▶ **CONSIGNES**: Recopiez sans rien changer le passage de la sélection ci-dessous sur la canicule qui s'ouvre sur les mots contenant "Voyons le dictionnaire" et se ferme sur "grandes chaleurs (1).".

▶ **SÉLECTION**:
----------

Voyons le dictionnaire :
Canicule vient du latin Canicula, qui signifie «chien», en liaison avec Sirius, étoile  principale de
la constellation du Grand Chien. Elle ne concerne donc à l’origine que la période annuelle du 24 juillet
au 24 août, où cette étoile se couche et se lève en même temps que le Soleil, ce qui avait laissé
penser aux anciens qu’il existait un lien entre l’apparition de cette étoile et les grandes chaleurs (1).
Le grand Pline l’Ancien ajoutait : « Quant à la Canicule, qui ignore que, se levant, elle allume l’ardeur
du soleil ? Les effets de cet astre sont les plus puissants sur la terre : les mers bouillonnent à son
lever, les vins fermentent dans les celliers, les eaux stagnantes s’agitent.  Les chiens aussi sont plus
exposés à la rage durant tout cet intervalle de temps ; cela n’est pas douteux (2). »

----------

▶ **EXTRAIT SOURCE**:
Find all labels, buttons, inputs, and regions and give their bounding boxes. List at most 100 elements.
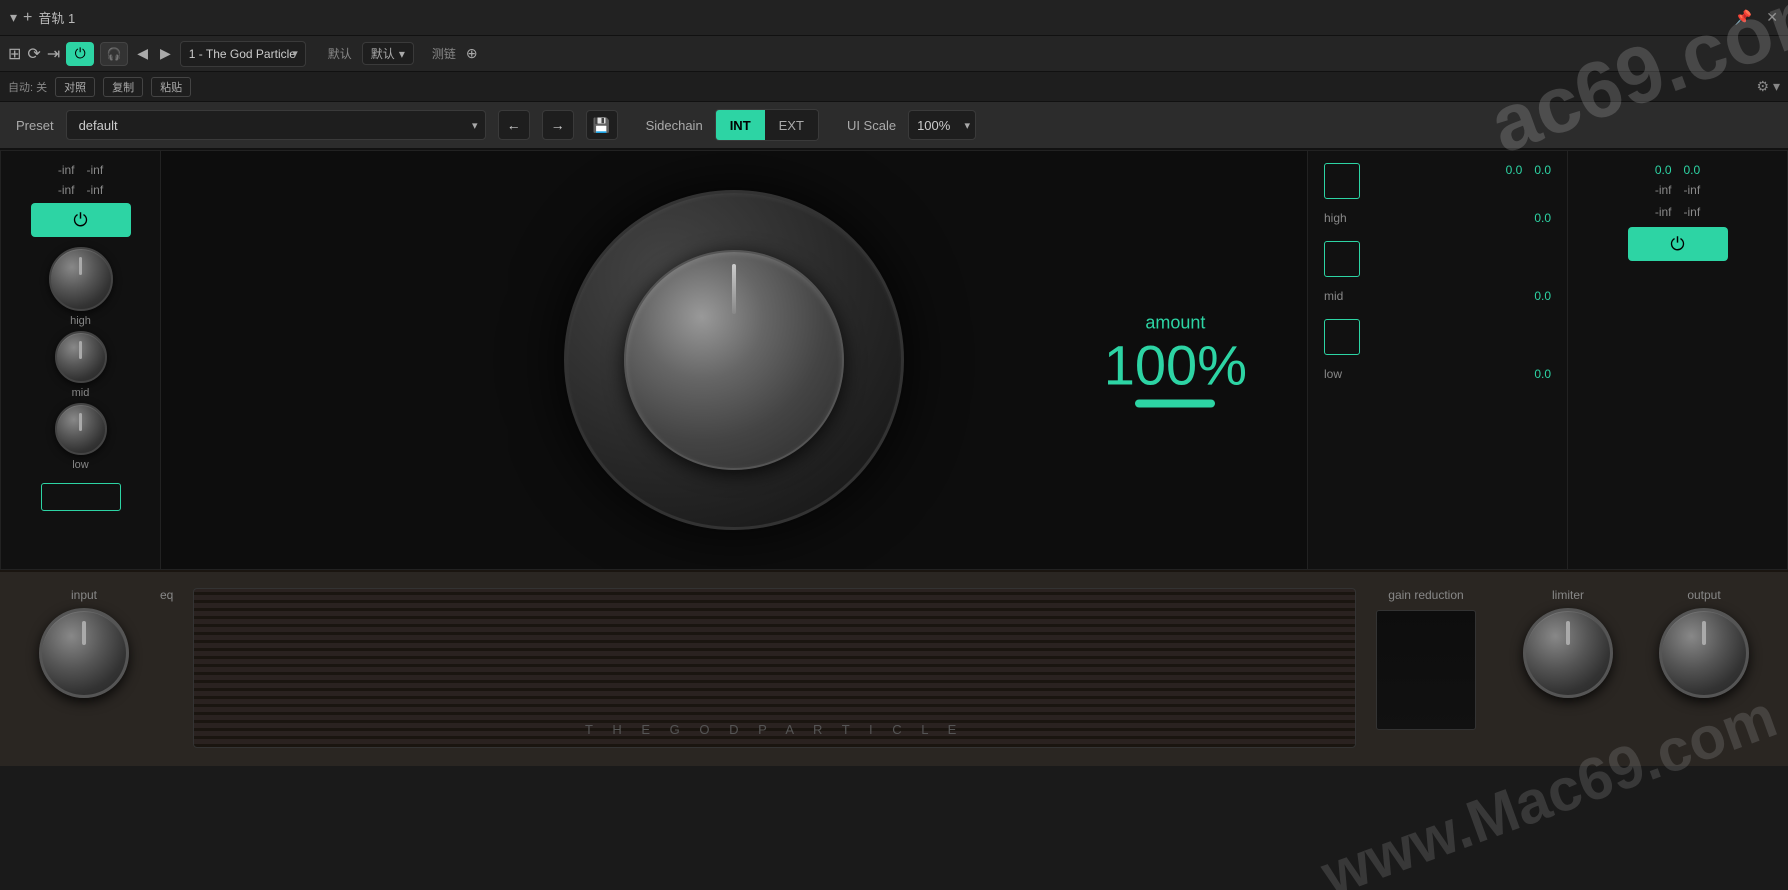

----------

▶ **TRAVAIL RÉALISÉ**:
Voyons le dictionnaire :
Canicule vient du latin Canicula, qui signifie «chien», en liaison avec Sirius, étoile  principale de
la constellation du Grand Chien. Elle ne concerne donc à l’origine que la période annuelle du 24 juillet
au 24 août, où cette étoile se couche et se lève en même temps que le Soleil, ce qui avait laissé
penser aux anciens qu’il existait un lien entre l’apparition de cette étoile et les grandes chaleurs (1).